**Objective**
Draw out every line with the word "możliwość" from the listing below.

**Data listing**
· · · ·
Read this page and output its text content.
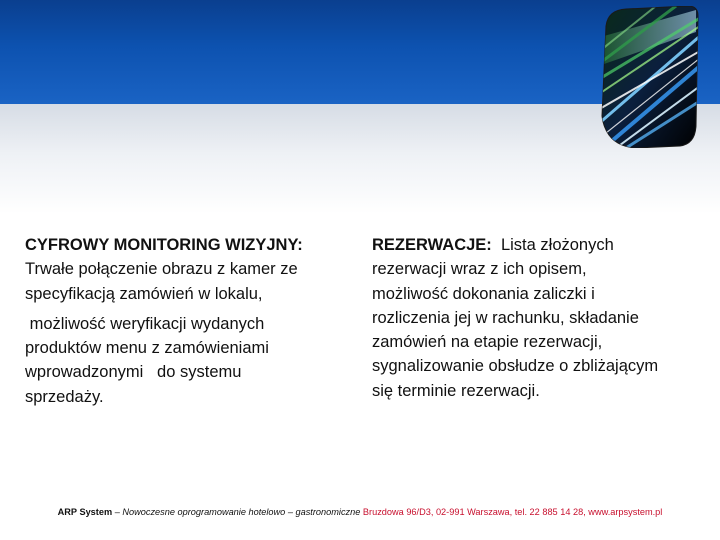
CYFROWY MONITORING WIZYJNY:
Trwałe połączenie obrazu z kamer ze
specyfikacją zamówień w lokalu,
możliwość weryfikacji wydanych
produktów menu z zamówieniami
wprowadzonymi   do systemu
sprzedaży.
REZERWACJE:  Lista złożonych
rezerwacji wraz z ich opisem,
możliwość dokonania zaliczki i
rozliczenia jej w rachunku, składanie
zamówień na etapie rezerwacji,
sygnalizowanie obsłudze o zbliżającym
się terminie rezerwacji.
ARP System – Nowoczesne oprogramowanie hotelowo – gastronomiczne Bruzdowa 96/D3, 02-991 Warszawa, tel. 22 885 14 28, www.arpsystem.pl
· · · ·
**Task output**
możliwość weryfikacji wydanych
możliwość dokonania zaliczki i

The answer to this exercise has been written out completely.